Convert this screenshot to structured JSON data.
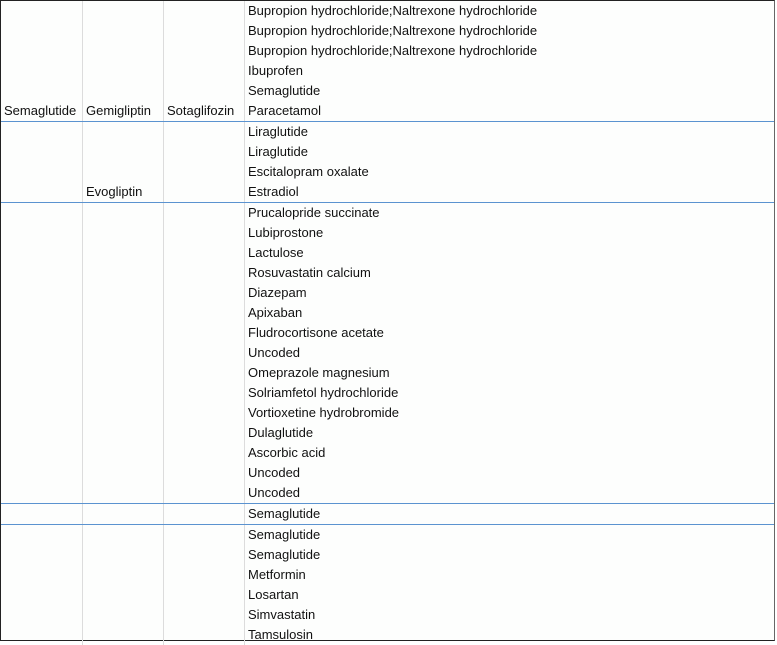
{
  "groups": [
    {
      "col1": "Semaglutide",
      "col2": "Gemigliptin",
      "col3": "Sotaglifozin",
      "items": [
        "Bupropion hydrochloride;Naltrexone hydrochloride",
        "Bupropion hydrochloride;Naltrexone hydrochloride",
        "Bupropion hydrochloride;Naltrexone hydrochloride",
        "Ibuprofen",
        "Semaglutide",
        "Paracetamol"
      ]
    },
    {
      "col1": "",
      "col2": "Evogliptin",
      "col3": "",
      "items": [
        "Liraglutide",
        "Liraglutide",
        "Escitalopram oxalate",
        "Estradiol"
      ]
    },
    {
      "col1": "",
      "col2": "",
      "col3": "",
      "items": [
        "Prucalopride succinate",
        "Lubiprostone",
        "Lactulose",
        "Rosuvastatin calcium",
        "Diazepam",
        "Apixaban",
        "Fludrocortisone acetate",
        "Uncoded",
        "Omeprazole magnesium",
        "Solriamfetol hydrochloride",
        "Vortioxetine hydrobromide",
        "Dulaglutide",
        "Ascorbic acid",
        "Uncoded",
        "Uncoded"
      ]
    },
    {
      "col1": "",
      "col2": "",
      "col3": "",
      "items": [
        "Semaglutide"
      ]
    },
    {
      "col1": "",
      "col2": "",
      "col3": "",
      "items": [
        "Semaglutide",
        "Semaglutide",
        "Metformin",
        "Losartan",
        "Simvastatin",
        "Tamsulosin"
      ]
    }
  ]
}
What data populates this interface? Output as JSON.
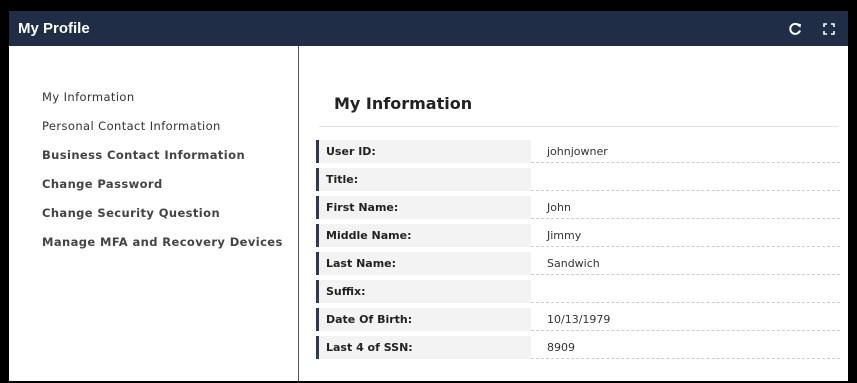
{
  "header": {
    "title": "My Profile"
  },
  "sidebar": {
    "items": [
      {
        "label": "My Information"
      },
      {
        "label": "Personal Contact Information"
      },
      {
        "label": "Business Contact Information"
      },
      {
        "label": "Change Password"
      },
      {
        "label": "Change Security Question"
      },
      {
        "label": "Manage MFA and Recovery Devices"
      }
    ]
  },
  "main": {
    "section_title": "My Information",
    "fields": [
      {
        "label": "User ID:",
        "value": "johnjowner"
      },
      {
        "label": "Title:",
        "value": ""
      },
      {
        "label": "First Name:",
        "value": "John"
      },
      {
        "label": "Middle Name:",
        "value": "Jimmy"
      },
      {
        "label": "Last Name:",
        "value": "Sandwich"
      },
      {
        "label": "Suffix:",
        "value": ""
      },
      {
        "label": "Date Of Birth:",
        "value": "10/13/1979"
      },
      {
        "label": "Last 4 of SSN:",
        "value": "8909"
      }
    ]
  },
  "icons": {
    "refresh": "refresh-icon",
    "expand": "expand-icon"
  },
  "colors": {
    "header_bg": "#1f2d46",
    "label_accent": "#2d3a52",
    "frame": "#000000"
  }
}
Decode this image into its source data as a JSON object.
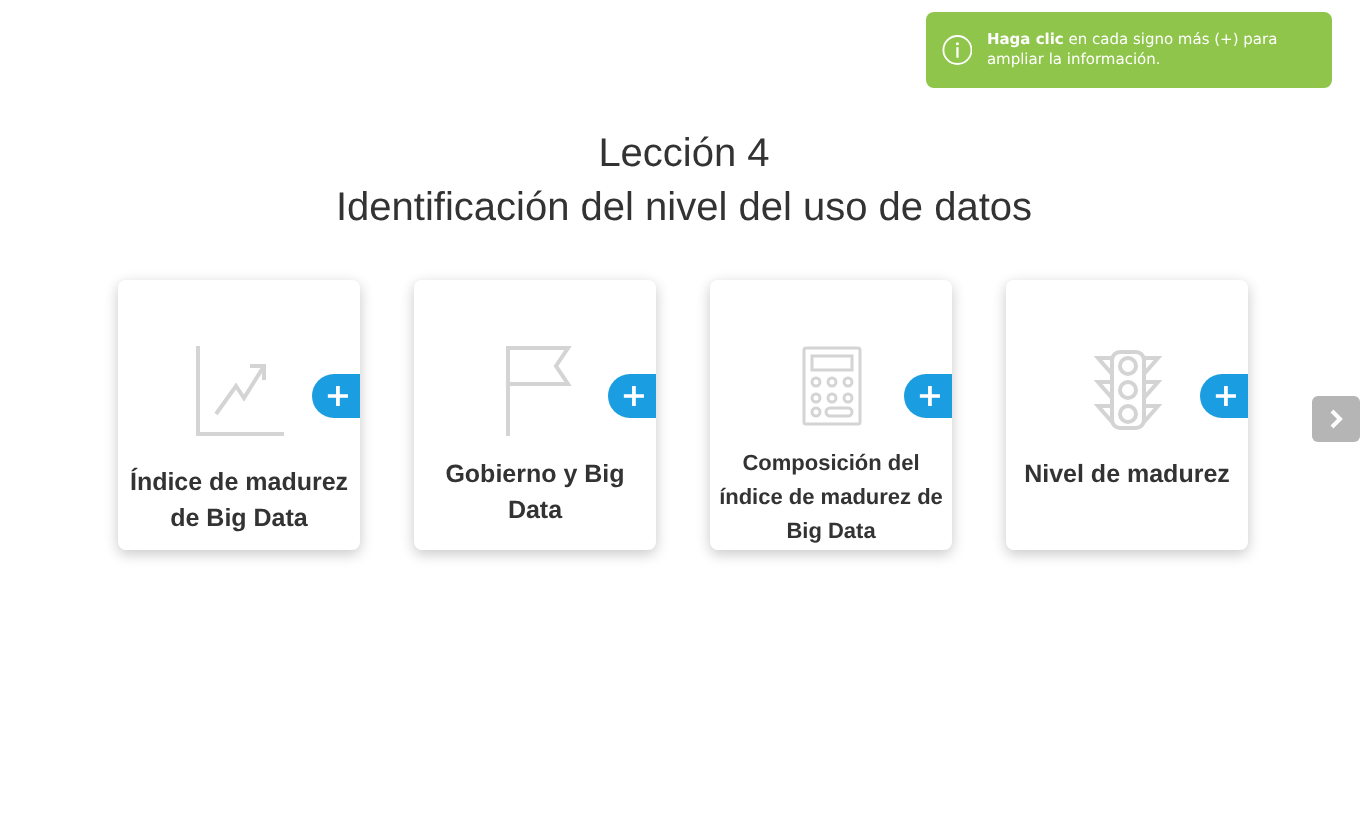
{
  "notice": {
    "lead": "Haga clic",
    "text": "en cada signo más (+) para ampliar la información."
  },
  "title": [
    "Lección 4",
    "Identificación del nivel del uso de datos"
  ],
  "cards": [
    {
      "kind": "chart",
      "label": "Índice de madurez de Big Data",
      "expand": "+"
    },
    {
      "kind": "flag",
      "label": "Gobierno y Big Data",
      "expand": "+"
    },
    {
      "kind": "calculator",
      "label": "Composición del índice de madurez de Big Data",
      "expand": "+"
    },
    {
      "kind": "traffic-light",
      "label": "Nivel de madurez",
      "expand": "+"
    }
  ]
}
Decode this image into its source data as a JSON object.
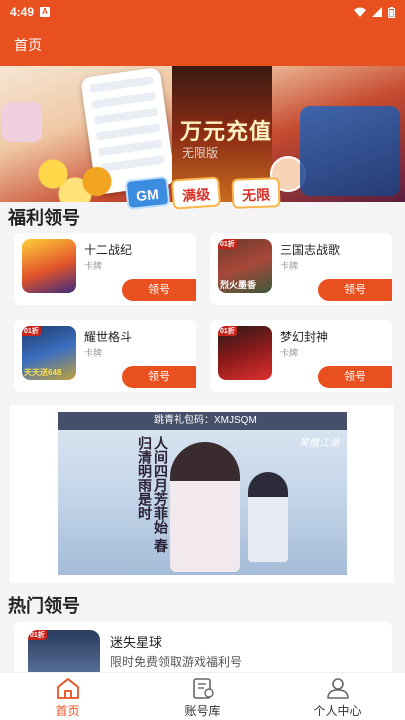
{
  "status": {
    "time": "4:49",
    "notif_icon": "A"
  },
  "appbar": {
    "title": "首页"
  },
  "banner": {
    "title": "万元充值",
    "subtitle": "无限版",
    "tags": [
      "GM",
      "满级",
      "无限"
    ]
  },
  "welfare": {
    "title": "福利领号",
    "items": [
      {
        "name": "十二战纪",
        "category": "卡牌",
        "button": "领号"
      },
      {
        "name": "三国志战歌",
        "category": "卡牌",
        "button": "领号"
      },
      {
        "name": "耀世格斗",
        "category": "卡牌",
        "button": "领号"
      },
      {
        "name": "梦幻封神",
        "category": "卡牌",
        "button": "领号"
      }
    ],
    "icon_badges": [
      "01折",
      "01折",
      "01折"
    ],
    "icon_captions": [
      "烈火墨香",
      "天天送648"
    ]
  },
  "ad": {
    "code_text": "跳青礼包码：XMJSQM",
    "poem": "人间四月芳菲始 春归清明雨是时",
    "logo": "笑傲江湖"
  },
  "hot": {
    "title": "热门领号",
    "items": [
      {
        "name": "迷失星球",
        "desc": "限时免费领取游戏福利号",
        "badge": "01折"
      }
    ]
  },
  "tabs": [
    {
      "label": "首页",
      "icon": "home-icon",
      "active": true
    },
    {
      "label": "账号库",
      "icon": "account-library-icon",
      "active": false
    },
    {
      "label": "个人中心",
      "icon": "person-icon",
      "active": false
    }
  ],
  "colors": {
    "accent": "#e8501f"
  }
}
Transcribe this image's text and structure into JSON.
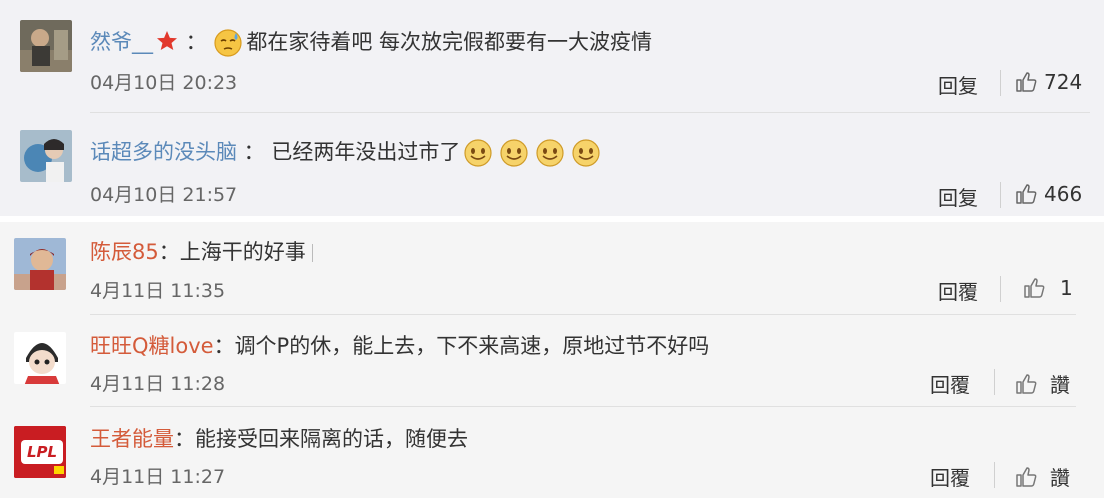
{
  "comments": [
    {
      "user": "然爷__",
      "text": "都在家待着吧 每次放完假都要有一大波疫情",
      "time": "04月10日 20:23",
      "reply": "回复",
      "likes": "724"
    },
    {
      "user": "话超多的没头脑",
      "text": "已经两年没出过市了",
      "time": "04月10日 21:57",
      "reply": "回复",
      "likes": "466"
    },
    {
      "user": "陈辰85",
      "text": "上海干的好事",
      "time": "4月11日 11:35",
      "reply": "回覆",
      "likes": "1"
    },
    {
      "user": "旺旺Q糖love",
      "text": "调个P的休，能上去，下不来高速，原地过节不好吗",
      "time": "4月11日 11:28",
      "reply": "回覆",
      "likes": "讚"
    },
    {
      "user": "王者能量",
      "text": "能接受回来隔离的话，随便去",
      "time": "4月11日 11:27",
      "reply": "回覆",
      "likes": "讚"
    }
  ],
  "avatar_logo_text": "LPL",
  "colors": {
    "name_blue": "#5b89b9",
    "name_orange": "#d45b3a",
    "panel_top": "#f2f2f5",
    "panel_bottom": "#f5f5f5"
  }
}
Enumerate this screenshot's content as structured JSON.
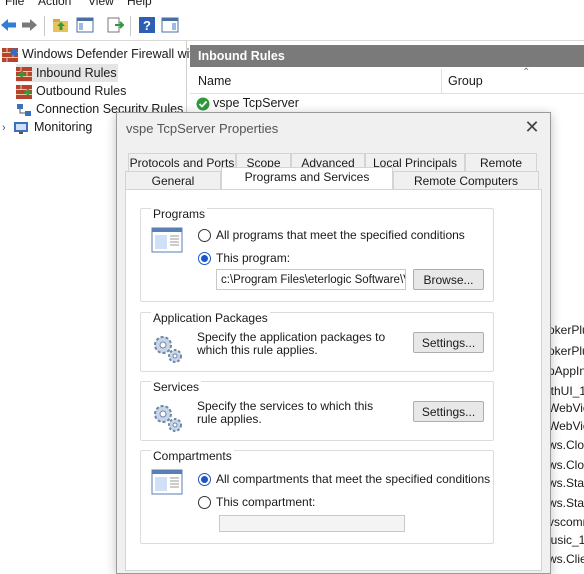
{
  "menu": {
    "file": "File",
    "action": "Action",
    "view": "View",
    "help": "Help"
  },
  "tree": {
    "root": "Windows Defender Firewall with",
    "items": [
      "Inbound Rules",
      "Outbound Rules",
      "Connection Security Rules",
      "Monitoring"
    ]
  },
  "pane": {
    "header": "Inbound Rules",
    "columns": {
      "name": "Name",
      "group": "Group"
    },
    "rule": "vspe TcpServer",
    "partial_rows": [
      "okerPlu",
      "okerPlu",
      "pAppIn",
      "lthUI_1",
      "WebVie",
      "WebVie",
      "ws.Clou",
      "ws.Clou",
      "ws.Star",
      "ws.Star",
      "vscomn",
      "lusic_1",
      "ws.Clie"
    ]
  },
  "dialog": {
    "title": "vspe TcpServer Properties",
    "tabs_row1": [
      "Protocols and Ports",
      "Scope",
      "Advanced",
      "Local Principals",
      "Remote Users"
    ],
    "tabs_row2": [
      "General",
      "Programs and Services",
      "Remote Computers"
    ],
    "programs": {
      "title": "Programs",
      "opt_all": "All programs that meet the specified conditions",
      "opt_this": "This program:",
      "path": "c:\\Program Files\\eterlogic Software\\Virt",
      "browse": "Browse..."
    },
    "packages": {
      "title": "Application Packages",
      "desc": "Specify the application packages to which this rule applies.",
      "settings": "Settings..."
    },
    "services": {
      "title": "Services",
      "desc": "Specify the services to which this rule applies.",
      "settings": "Settings..."
    },
    "compartments": {
      "title": "Compartments",
      "opt_all": "All compartments that meet the specified conditions",
      "opt_this": "This compartment:",
      "value": ""
    }
  }
}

________

What is needed: Identify each line in the records above containing the word "Contact"; copy those lines.

Written solution:
        "label": "Personal Contact Information"
        "label": "Business Contact Information"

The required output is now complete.